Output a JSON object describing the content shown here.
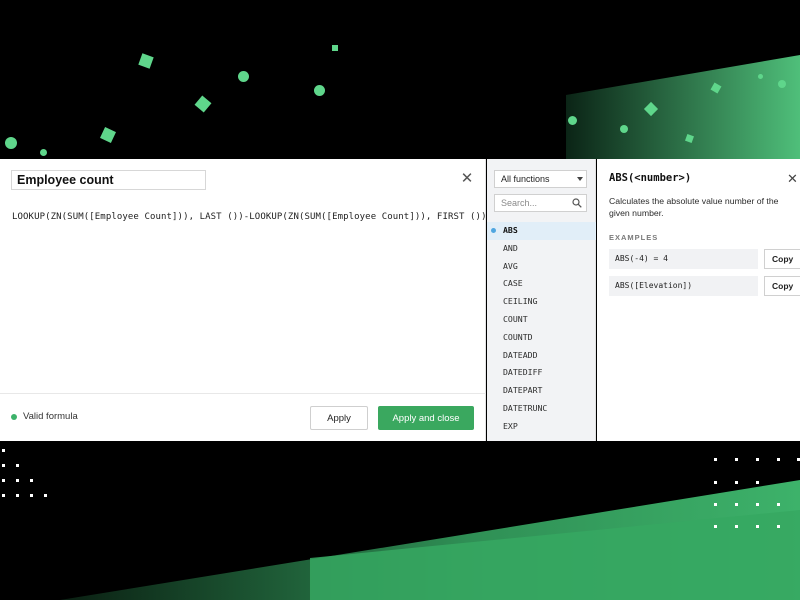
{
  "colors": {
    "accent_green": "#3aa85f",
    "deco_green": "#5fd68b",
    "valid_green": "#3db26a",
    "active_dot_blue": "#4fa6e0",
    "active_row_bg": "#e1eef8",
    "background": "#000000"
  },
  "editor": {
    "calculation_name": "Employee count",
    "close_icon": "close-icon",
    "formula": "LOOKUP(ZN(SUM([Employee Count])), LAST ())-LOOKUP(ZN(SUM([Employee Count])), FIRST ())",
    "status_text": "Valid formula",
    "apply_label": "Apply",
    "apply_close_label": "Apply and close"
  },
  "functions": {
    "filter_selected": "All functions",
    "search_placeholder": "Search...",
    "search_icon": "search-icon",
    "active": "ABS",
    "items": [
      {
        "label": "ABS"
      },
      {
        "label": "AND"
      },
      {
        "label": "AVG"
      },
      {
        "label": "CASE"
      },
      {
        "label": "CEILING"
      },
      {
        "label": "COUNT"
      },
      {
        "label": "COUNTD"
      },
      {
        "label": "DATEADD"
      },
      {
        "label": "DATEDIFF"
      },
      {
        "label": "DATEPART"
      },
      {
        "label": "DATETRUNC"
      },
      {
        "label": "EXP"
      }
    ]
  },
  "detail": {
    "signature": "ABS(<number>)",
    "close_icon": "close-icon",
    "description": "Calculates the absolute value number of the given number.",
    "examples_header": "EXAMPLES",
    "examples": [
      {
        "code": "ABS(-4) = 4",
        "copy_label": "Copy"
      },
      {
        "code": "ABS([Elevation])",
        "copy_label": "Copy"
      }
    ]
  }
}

───

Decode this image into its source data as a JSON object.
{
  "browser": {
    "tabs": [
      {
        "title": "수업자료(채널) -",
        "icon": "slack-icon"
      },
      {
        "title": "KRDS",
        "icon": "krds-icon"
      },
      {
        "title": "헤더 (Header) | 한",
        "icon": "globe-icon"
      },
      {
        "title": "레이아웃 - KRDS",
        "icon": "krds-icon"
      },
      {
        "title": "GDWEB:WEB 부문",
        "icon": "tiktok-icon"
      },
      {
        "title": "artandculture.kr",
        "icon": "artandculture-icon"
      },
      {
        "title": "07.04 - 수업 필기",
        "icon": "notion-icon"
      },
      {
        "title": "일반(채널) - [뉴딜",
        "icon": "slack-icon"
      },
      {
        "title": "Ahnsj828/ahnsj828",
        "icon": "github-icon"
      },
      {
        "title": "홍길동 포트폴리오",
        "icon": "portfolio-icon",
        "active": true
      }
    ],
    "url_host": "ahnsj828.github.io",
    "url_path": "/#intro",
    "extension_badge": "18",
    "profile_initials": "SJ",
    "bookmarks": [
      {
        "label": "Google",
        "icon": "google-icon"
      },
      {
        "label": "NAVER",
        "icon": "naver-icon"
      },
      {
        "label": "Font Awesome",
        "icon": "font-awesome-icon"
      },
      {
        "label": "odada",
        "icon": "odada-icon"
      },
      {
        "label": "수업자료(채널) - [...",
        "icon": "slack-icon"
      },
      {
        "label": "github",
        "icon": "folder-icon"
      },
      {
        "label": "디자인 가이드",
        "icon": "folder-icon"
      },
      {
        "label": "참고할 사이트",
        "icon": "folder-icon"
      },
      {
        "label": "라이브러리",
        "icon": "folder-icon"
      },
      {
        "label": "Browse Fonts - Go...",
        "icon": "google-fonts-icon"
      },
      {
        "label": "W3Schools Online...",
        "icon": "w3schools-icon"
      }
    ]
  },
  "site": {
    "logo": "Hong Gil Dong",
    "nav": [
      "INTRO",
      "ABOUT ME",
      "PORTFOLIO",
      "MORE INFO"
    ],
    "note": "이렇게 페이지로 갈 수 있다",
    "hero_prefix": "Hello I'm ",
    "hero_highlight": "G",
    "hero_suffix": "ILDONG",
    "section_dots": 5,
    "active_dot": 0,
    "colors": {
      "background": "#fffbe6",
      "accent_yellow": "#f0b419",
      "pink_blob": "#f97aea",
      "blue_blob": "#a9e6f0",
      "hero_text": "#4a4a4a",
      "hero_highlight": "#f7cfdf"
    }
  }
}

───

Go through the material above and count the lines that include "artandculture". Give the number alone.

Solution to this task:
2